Select all lines holding the word "arrow" from the entries that follow.

=== GIVEN RECORDS ===

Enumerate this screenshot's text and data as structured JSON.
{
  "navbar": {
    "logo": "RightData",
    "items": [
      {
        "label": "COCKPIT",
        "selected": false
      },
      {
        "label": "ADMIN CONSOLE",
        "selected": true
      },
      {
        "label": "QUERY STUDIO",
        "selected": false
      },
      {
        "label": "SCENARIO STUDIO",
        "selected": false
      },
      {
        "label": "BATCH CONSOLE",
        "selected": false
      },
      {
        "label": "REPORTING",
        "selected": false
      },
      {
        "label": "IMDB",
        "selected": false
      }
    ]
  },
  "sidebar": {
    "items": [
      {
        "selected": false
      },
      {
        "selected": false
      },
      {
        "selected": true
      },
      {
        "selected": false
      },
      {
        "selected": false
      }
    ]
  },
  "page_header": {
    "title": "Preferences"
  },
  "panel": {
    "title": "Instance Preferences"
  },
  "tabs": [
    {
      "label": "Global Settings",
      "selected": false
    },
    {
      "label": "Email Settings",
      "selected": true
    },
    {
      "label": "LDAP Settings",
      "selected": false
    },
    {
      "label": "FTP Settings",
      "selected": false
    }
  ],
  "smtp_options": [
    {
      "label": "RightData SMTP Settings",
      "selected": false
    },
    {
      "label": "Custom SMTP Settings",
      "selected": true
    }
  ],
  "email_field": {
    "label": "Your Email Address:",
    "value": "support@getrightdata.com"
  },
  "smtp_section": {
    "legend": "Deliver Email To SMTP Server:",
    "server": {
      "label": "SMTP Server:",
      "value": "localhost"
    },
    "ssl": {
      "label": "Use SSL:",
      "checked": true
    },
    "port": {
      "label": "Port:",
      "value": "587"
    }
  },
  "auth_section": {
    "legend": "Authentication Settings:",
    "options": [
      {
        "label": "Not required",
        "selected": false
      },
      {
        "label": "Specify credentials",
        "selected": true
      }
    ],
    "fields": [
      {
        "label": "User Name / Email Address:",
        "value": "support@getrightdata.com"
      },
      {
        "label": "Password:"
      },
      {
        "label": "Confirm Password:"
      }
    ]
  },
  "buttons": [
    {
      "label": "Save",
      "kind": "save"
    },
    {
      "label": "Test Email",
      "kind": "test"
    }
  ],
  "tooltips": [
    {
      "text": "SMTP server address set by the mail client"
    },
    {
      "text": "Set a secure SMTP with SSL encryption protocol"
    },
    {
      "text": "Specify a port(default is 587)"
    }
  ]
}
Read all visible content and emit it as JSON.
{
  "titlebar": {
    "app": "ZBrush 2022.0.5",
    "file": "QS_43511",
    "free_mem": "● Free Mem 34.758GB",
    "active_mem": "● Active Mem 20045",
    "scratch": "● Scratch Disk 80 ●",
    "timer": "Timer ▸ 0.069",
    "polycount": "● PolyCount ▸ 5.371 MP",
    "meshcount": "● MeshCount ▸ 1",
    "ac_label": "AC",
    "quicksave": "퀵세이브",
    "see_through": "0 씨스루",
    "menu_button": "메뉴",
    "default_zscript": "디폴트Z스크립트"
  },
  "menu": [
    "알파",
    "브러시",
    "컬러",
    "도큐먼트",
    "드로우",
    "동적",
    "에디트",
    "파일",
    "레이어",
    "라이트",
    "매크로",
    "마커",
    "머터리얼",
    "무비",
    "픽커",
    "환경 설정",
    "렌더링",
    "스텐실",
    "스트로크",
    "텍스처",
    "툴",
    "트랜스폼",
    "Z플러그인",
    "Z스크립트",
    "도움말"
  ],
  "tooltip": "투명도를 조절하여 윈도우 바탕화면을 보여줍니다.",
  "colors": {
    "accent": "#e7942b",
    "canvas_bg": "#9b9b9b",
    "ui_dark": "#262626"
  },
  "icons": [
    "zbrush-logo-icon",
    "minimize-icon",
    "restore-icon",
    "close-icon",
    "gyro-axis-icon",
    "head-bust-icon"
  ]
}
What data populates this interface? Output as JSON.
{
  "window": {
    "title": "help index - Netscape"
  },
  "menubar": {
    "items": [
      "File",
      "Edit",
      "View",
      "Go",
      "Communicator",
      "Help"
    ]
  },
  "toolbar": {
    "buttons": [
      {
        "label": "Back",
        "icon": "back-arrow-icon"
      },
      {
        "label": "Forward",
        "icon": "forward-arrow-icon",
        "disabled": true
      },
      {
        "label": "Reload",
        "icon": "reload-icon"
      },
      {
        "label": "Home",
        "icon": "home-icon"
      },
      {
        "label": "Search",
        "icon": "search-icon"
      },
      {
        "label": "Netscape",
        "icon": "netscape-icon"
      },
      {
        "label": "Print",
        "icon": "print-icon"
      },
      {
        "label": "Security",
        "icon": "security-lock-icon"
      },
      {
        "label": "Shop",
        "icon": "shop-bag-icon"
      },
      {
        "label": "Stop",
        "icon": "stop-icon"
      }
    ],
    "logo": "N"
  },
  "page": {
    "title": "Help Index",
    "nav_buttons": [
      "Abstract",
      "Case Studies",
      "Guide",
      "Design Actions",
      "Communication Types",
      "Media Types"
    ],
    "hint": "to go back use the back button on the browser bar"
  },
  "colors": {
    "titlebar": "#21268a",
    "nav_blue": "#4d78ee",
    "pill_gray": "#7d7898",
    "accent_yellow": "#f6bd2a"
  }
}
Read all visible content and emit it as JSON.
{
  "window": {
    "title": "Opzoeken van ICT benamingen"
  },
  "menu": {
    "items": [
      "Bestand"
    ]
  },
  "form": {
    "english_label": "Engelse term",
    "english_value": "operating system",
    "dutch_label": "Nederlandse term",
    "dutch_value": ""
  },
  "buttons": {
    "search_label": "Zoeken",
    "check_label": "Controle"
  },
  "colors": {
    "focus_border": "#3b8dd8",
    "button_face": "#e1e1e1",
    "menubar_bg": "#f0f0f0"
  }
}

===

= SOLUTION =
        "icon": "back-arrow-icon"
        "icon": "forward-arrow-icon",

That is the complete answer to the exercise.